Required work » Take every line from the listing below that includes "سمینار" and copy it.

Records supplied »
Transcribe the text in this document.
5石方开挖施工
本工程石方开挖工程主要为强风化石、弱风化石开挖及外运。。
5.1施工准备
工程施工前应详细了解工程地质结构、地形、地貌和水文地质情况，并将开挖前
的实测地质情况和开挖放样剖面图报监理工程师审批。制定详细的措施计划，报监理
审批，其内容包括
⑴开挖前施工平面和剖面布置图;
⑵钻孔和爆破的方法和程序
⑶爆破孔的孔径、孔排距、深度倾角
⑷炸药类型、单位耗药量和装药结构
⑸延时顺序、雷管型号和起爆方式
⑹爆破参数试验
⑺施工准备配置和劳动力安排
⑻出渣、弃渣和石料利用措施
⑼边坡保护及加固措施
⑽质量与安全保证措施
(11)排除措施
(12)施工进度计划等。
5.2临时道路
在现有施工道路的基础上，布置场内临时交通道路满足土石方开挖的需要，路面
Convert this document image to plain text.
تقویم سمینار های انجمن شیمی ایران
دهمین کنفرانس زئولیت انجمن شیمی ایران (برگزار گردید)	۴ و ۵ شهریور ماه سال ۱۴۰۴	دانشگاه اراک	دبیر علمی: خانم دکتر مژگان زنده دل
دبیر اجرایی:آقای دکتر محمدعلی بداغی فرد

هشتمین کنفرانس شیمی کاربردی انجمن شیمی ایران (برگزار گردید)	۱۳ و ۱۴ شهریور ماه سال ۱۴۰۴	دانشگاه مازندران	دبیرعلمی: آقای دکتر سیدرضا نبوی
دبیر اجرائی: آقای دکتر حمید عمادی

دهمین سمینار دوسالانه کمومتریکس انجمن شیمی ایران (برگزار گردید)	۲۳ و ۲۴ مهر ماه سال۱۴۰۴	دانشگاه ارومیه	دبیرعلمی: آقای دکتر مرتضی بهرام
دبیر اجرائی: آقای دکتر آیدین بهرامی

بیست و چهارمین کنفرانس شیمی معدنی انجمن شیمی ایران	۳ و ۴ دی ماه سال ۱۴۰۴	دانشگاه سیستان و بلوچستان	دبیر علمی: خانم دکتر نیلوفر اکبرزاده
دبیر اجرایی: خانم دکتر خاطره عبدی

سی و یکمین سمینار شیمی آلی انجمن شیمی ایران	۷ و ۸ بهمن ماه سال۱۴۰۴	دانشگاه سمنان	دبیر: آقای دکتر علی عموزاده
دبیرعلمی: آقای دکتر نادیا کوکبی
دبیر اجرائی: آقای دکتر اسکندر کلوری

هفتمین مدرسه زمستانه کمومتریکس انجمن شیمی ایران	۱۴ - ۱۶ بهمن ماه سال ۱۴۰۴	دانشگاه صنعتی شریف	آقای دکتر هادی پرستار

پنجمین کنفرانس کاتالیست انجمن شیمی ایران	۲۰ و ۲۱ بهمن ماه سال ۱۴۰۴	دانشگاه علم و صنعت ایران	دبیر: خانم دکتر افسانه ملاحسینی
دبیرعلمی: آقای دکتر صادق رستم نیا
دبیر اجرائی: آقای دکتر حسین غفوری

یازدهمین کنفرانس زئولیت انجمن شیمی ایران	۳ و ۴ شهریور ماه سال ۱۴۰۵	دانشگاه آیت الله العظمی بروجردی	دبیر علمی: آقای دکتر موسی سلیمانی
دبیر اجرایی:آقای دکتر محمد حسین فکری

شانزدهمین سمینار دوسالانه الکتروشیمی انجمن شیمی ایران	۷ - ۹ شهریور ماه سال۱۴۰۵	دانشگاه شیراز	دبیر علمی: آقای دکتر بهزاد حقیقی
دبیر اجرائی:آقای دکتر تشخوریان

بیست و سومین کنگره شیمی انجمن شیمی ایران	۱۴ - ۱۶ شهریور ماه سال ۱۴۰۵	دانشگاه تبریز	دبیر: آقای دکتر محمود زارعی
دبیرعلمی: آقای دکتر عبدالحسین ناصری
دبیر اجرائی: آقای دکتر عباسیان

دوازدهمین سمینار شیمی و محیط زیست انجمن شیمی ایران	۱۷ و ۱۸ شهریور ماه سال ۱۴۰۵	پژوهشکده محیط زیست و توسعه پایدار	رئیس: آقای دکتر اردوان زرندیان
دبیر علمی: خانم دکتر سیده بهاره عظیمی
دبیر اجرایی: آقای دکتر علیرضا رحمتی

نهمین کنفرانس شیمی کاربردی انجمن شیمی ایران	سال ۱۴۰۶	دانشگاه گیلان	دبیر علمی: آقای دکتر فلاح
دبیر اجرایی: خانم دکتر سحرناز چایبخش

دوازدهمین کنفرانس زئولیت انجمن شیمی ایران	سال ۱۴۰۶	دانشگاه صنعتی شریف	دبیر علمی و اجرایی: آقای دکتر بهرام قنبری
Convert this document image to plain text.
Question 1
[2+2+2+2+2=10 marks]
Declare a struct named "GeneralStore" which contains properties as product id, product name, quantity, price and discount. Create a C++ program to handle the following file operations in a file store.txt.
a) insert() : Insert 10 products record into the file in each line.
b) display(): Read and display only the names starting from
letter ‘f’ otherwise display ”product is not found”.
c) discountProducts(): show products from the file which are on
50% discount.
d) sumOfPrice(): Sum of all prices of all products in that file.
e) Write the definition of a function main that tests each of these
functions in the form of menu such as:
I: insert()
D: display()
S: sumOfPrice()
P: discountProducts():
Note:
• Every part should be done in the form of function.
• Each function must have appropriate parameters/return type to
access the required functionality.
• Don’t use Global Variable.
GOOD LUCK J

Problem solution »
تقویم سمینار های انجمن شیمی ایران
دهمین سمینار دوسالانه کمومتریکس انجمن شیمی ایران (برگزار گردید)	۲۳ و ۲۴ مهر ماه سال۱۴۰۴	دانشگاه ارومیه	دبیرعلمی: آقای دکتر مرتضی بهرام
سی و یکمین سمینار شیمی آلی انجمن شیمی ایران	۷ و ۸ بهمن ماه سال۱۴۰۴	دانشگاه سمنان	دبیر: آقای دکتر علی عموزاده
شانزدهمین سمینار دوسالانه الکتروشیمی انجمن شیمی ایران	۷ - ۹ شهریور ماه سال۱۴۰۵	دانشگاه شیراز	دبیر علمی: آقای دکتر بهزاد حقیقی
دوازدهمین سمینار شیمی و محیط زیست انجمن شیمی ایران	۱۷ و ۱۸ شهریور ماه سال ۱۴۰۵	پژوهشکده محیط زیست و توسعه پایدار	رئیس: آقای دکتر اردوان زرندیان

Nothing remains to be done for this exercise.